# EXERCISE REQUIREMENTS:
Can you rewrite the paragraph in the Waikiki Beach post that begins "Now, a hit from a strong hurricane" more briefly while keeping its main facts?

# PROVIDED TEXT:
Saturday, June 06, 2015
No sand in Waikiki, no economy folks
A 2008 economic impact analysis of the potential complete erosion of Waikiki Beach suggests the economic impact on hotel revenues could be as much as $661.2 million annually, with hotel industry job losses of 6,352 and lost visitor expenditures reaching nearly $2 billion.—Star-Advertiser, Hui officials meet on sea-level rise, 6/6/2015
by Larry Geller
I love the “precision” of reports like this. 6,352 jobs are to be lost. Not 6,300 or 6,400.
The point is that a prominent newspaper article is recognizing that our tourism industry is at risk.
Now, a hit from a strong hurricane or two could wash away that sand, or much of it, in an instant. Even if that does not happen, then just wait, and the sand, those jobs, and the viability of our economy are predicted to erode within the lifetime of many island residents here today.
So great that a group (the Interagency Climate Adaptation Committee) composed of state agencies has been formed to address the problem.
"We know sea level is rising. We won't be able to stop that," state Rep. Chris Lee (D, Kailua-Lanikai-Waimanalo) said Friday at a news briefing about the group's undertaking.
"This is something that's going to get worse with time, so we have to decide very quickly how we're going to invest our resources, which beaches to protect" to preserve the state's economy and way of life, Lee said.

# DATA FOR REVIEW:
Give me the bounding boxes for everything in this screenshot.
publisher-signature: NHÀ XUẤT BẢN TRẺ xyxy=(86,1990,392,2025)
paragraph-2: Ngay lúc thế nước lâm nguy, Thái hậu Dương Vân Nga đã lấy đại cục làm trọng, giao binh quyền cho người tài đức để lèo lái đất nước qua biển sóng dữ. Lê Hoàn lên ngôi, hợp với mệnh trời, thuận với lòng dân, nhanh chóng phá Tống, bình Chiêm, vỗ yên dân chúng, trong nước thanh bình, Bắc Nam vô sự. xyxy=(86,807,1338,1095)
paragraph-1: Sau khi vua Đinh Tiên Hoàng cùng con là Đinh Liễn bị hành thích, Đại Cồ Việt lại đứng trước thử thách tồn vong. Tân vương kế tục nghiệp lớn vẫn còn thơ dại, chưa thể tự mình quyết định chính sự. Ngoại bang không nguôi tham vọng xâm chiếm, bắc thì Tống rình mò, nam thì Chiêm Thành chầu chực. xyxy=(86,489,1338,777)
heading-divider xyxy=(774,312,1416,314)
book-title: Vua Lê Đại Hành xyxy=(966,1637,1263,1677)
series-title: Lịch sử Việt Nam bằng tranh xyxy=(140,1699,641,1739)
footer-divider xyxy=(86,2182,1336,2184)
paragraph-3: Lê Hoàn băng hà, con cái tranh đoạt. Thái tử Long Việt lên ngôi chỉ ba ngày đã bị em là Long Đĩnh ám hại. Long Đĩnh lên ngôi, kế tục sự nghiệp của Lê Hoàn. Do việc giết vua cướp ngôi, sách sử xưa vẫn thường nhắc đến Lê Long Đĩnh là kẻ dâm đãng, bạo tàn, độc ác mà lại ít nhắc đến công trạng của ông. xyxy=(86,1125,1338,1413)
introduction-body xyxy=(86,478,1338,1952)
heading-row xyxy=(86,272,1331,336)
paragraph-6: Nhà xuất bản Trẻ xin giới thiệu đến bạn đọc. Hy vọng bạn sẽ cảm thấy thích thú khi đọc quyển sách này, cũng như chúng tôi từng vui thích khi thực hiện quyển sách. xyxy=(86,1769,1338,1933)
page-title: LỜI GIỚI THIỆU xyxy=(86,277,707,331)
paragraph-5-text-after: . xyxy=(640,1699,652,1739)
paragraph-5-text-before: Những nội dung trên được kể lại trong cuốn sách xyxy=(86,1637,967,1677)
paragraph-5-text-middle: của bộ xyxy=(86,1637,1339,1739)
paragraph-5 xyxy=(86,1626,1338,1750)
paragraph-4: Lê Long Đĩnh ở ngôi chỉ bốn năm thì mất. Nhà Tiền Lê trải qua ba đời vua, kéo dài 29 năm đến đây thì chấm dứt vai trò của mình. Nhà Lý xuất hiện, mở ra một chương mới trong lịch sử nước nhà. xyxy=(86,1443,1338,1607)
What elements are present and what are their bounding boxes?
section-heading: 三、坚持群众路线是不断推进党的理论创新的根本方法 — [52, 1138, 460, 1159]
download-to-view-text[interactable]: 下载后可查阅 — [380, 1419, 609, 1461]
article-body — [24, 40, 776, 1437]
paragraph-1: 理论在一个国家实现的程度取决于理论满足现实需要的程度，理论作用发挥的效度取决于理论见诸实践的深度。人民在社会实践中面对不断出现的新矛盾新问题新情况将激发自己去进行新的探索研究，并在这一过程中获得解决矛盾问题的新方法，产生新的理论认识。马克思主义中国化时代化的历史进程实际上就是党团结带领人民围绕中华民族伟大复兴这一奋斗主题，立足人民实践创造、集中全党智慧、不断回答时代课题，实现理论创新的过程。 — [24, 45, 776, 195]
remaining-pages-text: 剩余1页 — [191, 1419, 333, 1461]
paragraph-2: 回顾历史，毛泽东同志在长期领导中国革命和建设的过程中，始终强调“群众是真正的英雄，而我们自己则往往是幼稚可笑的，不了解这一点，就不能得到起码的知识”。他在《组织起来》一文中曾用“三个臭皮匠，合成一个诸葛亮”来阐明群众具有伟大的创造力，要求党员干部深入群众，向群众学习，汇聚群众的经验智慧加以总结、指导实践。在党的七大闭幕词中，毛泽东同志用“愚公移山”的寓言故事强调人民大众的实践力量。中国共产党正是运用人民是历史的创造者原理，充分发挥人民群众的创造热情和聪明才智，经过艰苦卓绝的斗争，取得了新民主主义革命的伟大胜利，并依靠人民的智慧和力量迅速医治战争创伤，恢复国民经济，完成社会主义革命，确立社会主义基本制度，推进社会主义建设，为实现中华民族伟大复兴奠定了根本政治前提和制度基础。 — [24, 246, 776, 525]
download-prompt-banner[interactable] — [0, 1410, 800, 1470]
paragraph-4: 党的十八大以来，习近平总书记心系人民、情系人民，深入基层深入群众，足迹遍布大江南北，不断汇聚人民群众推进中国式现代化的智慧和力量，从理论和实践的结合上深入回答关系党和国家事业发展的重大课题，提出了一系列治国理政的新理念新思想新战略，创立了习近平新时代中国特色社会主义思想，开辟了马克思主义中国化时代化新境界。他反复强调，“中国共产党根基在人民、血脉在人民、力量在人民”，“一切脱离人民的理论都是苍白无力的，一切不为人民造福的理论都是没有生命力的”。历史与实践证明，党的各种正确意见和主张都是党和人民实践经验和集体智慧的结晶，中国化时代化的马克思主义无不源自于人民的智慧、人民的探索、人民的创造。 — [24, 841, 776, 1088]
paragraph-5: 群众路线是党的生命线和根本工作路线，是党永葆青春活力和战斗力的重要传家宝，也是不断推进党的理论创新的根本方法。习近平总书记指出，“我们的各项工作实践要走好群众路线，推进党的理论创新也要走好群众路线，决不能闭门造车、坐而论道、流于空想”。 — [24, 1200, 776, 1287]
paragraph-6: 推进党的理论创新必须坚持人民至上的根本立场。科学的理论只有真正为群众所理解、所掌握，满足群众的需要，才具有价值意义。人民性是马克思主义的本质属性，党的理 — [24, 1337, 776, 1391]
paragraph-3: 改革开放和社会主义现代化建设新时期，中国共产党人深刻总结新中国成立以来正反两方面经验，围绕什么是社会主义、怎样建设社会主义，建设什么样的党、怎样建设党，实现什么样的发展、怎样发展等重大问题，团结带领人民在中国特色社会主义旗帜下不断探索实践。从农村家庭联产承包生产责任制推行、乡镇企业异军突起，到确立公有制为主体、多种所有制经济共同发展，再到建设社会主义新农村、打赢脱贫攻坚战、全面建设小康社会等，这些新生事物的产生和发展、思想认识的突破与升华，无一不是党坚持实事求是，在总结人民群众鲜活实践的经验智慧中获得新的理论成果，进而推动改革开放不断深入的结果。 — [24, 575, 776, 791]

# ANSWER SPACE:
One or two strong hurricanes could wash away much or all of the sand at once. Even without that, the sand, those jobs, and the economy's viability are predicted to erode within the lifetime of many current island residents.